*REQUIREMENTS:* In the listing that follows, count each line where the word "hommes" appears; write nothing but the count.

*EXTRACTED MATERIAL:*
((

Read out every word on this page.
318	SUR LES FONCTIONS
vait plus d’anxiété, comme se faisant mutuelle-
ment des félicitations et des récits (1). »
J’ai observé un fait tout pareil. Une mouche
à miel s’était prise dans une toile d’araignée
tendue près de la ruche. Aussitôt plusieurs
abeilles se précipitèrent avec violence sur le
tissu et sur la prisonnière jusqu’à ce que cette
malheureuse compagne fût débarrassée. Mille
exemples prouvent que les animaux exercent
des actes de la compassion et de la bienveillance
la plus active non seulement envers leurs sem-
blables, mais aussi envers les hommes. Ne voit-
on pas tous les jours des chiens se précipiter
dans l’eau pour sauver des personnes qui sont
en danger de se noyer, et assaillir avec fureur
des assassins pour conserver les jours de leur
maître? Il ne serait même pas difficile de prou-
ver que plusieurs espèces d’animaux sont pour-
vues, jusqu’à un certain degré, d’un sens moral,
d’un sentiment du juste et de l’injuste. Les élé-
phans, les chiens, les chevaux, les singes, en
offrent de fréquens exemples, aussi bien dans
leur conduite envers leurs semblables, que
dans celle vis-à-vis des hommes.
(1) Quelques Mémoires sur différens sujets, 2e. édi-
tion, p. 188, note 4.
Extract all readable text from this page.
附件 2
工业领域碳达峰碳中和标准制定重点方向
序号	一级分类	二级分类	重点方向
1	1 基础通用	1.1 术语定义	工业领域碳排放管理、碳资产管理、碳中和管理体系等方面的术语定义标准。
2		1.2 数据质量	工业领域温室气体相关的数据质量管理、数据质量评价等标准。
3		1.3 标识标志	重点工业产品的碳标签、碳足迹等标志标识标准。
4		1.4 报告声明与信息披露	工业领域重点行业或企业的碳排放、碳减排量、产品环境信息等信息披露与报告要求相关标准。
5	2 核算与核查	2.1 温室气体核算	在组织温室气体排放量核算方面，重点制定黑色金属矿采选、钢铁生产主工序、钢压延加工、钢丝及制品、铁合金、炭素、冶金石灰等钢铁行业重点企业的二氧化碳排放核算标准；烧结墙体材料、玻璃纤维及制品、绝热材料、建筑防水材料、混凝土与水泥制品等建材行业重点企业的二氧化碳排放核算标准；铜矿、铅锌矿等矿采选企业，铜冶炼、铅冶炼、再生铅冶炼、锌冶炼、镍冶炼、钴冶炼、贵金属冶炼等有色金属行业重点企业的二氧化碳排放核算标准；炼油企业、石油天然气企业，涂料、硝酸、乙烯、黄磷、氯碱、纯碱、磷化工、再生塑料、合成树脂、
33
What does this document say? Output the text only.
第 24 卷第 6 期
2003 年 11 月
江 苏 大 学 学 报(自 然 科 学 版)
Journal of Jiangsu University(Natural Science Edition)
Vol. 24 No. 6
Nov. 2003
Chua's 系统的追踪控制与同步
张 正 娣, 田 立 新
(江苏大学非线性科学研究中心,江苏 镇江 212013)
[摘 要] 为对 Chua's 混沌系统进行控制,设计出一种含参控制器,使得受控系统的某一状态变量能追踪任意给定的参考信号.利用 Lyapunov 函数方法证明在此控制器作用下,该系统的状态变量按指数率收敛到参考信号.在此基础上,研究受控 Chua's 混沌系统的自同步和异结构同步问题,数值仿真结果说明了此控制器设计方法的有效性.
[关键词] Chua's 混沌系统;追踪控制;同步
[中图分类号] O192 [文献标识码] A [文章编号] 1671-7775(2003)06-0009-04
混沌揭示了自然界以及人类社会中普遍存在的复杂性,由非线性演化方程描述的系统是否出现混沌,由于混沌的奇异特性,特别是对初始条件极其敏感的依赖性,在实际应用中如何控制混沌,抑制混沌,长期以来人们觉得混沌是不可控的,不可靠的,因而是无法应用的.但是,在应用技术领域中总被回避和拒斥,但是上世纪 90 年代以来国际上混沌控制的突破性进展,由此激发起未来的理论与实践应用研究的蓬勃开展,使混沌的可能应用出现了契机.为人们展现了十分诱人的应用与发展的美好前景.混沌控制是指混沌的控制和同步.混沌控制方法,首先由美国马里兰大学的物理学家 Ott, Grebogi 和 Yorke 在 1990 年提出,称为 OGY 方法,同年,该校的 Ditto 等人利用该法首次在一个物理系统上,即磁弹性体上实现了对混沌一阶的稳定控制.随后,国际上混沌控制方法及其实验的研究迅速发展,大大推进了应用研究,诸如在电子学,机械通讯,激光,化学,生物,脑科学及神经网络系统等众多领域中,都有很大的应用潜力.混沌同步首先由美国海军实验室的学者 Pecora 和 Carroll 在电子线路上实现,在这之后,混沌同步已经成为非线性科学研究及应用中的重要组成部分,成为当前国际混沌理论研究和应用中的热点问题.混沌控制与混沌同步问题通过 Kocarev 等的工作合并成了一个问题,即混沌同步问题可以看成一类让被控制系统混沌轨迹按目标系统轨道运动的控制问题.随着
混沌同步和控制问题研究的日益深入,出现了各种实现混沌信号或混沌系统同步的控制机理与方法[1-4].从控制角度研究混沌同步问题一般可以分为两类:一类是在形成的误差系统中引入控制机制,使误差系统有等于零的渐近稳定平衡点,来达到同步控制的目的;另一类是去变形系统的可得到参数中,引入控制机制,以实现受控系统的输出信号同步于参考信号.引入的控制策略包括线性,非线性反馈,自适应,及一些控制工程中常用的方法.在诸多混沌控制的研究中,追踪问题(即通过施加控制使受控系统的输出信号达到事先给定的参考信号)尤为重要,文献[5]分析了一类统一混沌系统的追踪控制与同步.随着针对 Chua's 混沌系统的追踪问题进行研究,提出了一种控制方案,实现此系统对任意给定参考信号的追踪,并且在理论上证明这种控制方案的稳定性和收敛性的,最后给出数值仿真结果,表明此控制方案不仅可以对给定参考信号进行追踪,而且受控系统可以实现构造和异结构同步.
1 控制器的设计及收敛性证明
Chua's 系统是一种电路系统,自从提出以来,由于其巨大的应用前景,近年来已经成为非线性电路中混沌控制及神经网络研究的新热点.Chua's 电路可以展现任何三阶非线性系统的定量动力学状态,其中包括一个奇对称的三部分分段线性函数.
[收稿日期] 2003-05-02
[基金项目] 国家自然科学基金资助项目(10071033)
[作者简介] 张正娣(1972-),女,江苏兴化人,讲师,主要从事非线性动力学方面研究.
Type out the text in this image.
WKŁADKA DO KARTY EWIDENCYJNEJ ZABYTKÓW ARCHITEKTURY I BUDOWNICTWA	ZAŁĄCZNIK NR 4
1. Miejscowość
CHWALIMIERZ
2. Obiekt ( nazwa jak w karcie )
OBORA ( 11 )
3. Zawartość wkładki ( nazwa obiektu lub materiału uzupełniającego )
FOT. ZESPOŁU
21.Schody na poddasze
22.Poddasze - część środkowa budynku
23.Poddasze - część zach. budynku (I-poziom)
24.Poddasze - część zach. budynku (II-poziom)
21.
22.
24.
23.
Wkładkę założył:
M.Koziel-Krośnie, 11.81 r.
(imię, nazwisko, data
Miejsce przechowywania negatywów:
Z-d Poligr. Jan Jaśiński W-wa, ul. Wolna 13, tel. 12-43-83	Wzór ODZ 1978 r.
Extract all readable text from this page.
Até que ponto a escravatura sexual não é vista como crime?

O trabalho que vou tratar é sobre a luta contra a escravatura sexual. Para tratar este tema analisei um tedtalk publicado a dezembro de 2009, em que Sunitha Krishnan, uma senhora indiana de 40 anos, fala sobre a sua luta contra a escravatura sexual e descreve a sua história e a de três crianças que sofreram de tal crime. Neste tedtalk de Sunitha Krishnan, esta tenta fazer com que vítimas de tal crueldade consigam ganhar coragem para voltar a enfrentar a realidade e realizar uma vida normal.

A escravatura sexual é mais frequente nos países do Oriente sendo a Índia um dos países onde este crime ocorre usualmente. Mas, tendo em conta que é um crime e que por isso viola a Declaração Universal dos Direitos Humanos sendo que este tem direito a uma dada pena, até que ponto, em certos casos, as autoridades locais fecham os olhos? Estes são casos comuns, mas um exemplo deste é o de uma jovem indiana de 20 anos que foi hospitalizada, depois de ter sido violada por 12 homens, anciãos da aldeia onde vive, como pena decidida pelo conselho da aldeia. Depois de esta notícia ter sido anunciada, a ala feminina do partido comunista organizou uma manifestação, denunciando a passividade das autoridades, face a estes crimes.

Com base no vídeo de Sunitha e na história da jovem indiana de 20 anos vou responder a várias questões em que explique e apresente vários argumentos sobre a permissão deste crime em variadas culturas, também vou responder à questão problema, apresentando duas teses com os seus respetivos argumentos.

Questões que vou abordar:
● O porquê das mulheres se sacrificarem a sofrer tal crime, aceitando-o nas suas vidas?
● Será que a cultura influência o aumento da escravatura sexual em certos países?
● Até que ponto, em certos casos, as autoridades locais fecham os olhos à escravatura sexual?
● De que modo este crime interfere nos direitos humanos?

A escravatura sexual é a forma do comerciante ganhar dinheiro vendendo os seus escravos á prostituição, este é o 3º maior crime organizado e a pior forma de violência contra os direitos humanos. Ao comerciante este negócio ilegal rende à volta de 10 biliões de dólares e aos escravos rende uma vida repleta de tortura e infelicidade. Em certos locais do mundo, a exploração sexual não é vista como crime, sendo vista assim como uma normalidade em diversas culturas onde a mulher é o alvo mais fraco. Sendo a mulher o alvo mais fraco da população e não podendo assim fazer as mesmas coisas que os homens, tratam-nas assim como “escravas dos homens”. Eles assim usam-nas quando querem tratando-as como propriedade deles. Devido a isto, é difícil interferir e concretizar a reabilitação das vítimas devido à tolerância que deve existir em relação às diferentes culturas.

))

*EXERCISE OUTPUT:* 2